TASK STATEMENT: Determine the number of lines in these entries that hold the word "which". Give the number and nothing more.

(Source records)
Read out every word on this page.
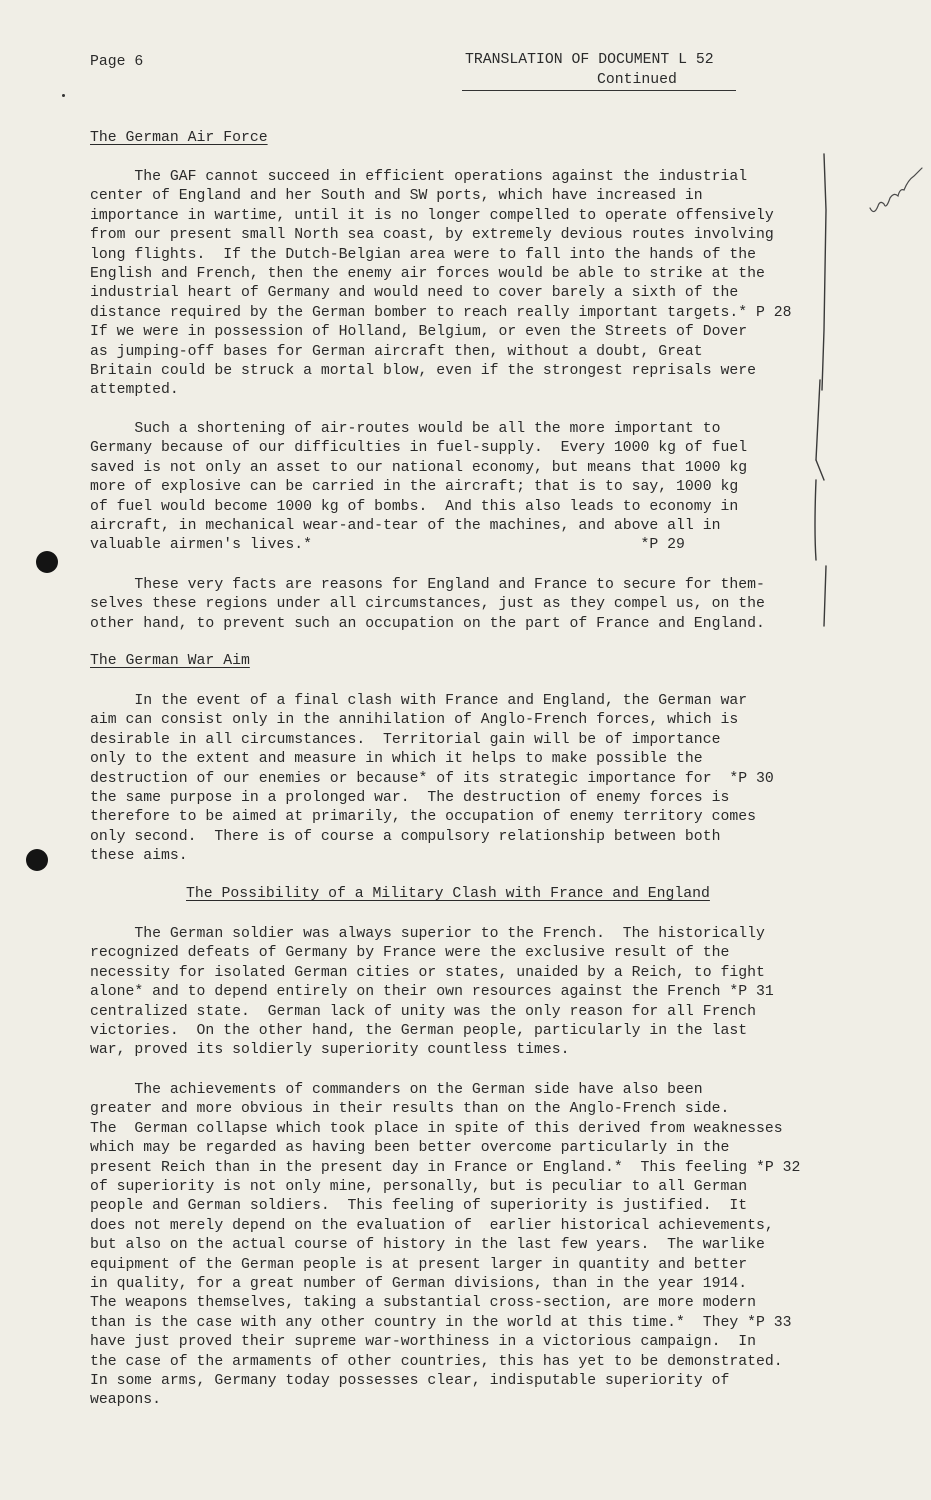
Page 6	TRANSLATION OF DOCUMENT L 52
Continued
The German Air Force
The GAF cannot succeed in efficient operations against the industrial
center of England and her South and SW ports, which have increased in
importance in wartime, until it is no longer compelled to operate offensively
from our present small North sea coast, by extremely devious routes involving
long flights.  If the Dutch-Belgian area were to fall into the hands of the
English and French, then the enemy air forces would be able to strike at the
industrial heart of Germany and would need to cover barely a sixth of the
distance required by the German bomber to reach really important targets.* P 28
If we were in possession of Holland, Belgium, or even the Streets of Dover
as jumping-off bases for German aircraft then, without a doubt, Great
Britain could be struck a mortal blow, even if the strongest reprisals were
attempted.
Such a shortening of air-routes would be all the more important to
Germany because of our difficulties in fuel-supply.  Every 1000 kg of fuel
saved is not only an asset to our national economy, but means that 1000 kg
more of explosive can be carried in the aircraft; that is to say, 1000 kg
of fuel would become 1000 kg of bombs.  And this also leads to economy in
aircraft, in mechanical wear-and-tear of the machines, and above all in
valuable airmen's lives.*                                     *P 29
These very facts are reasons for England and France to secure for them-
selves these regions under all circumstances, just as they compel us, on the
other hand, to prevent such an occupation on the part of France and England.
The German War Aim
In the event of a final clash with France and England, the German war
aim can consist only in the annihilation of Anglo-French forces, which is
desirable in all circumstances.  Territorial gain will be of importance
only to the extent and measure in which it helps to make possible the
destruction of our enemies or because* of its strategic importance for  *P 30
the same purpose in a prolonged war.  The destruction of enemy forces is
therefore to be aimed at primarily, the occupation of enemy territory comes
only second.  There is of course a compulsory relationship between both
these aims.
The Possibility of a Military Clash with France and England
The German soldier was always superior to the French.  The historically
recognized defeats of Germany by France were the exclusive result of the
necessity for isolated German cities or states, unaided by a Reich, to fight
alone* and to depend entirely on their own resources against the French *P 31
centralized state.  German lack of unity was the only reason for all French
victories.  On the other hand, the German people, particularly in the last
war, proved its soldierly superiority countless times.
The achievements of commanders on the German side have also been
greater and more obvious in their results than on the Anglo-French side.
The  German collapse which took place in spite of this derived from weaknesses
which may be regarded as having been better overcome particularly in the
present Reich than in the present day in France or England.*  This feeling *P 32
of superiority is not only mine, personally, but is peculiar to all German
people and German soldiers.  This feeling of superiority is justified.  It
does not merely depend on the evaluation of  earlier historical achievements,
but also on the actual course of history in the last few years.  The warlike
equipment of the German people is at present larger in quantity and better
in quality, for a great number of German divisions, than in the year 1914.
The weapons themselves, taking a substantial cross-section, are more modern
than is the case with any other country in the world at this time.*  They *P 33
have just proved their supreme war-worthiness in a victorious campaign.  In
the case of the armaments of other countries, this has yet to be demonstrated.
In some arms, Germany today possesses clear, indisputable superiority of
weapons.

EXPECTED OUTPUT: 5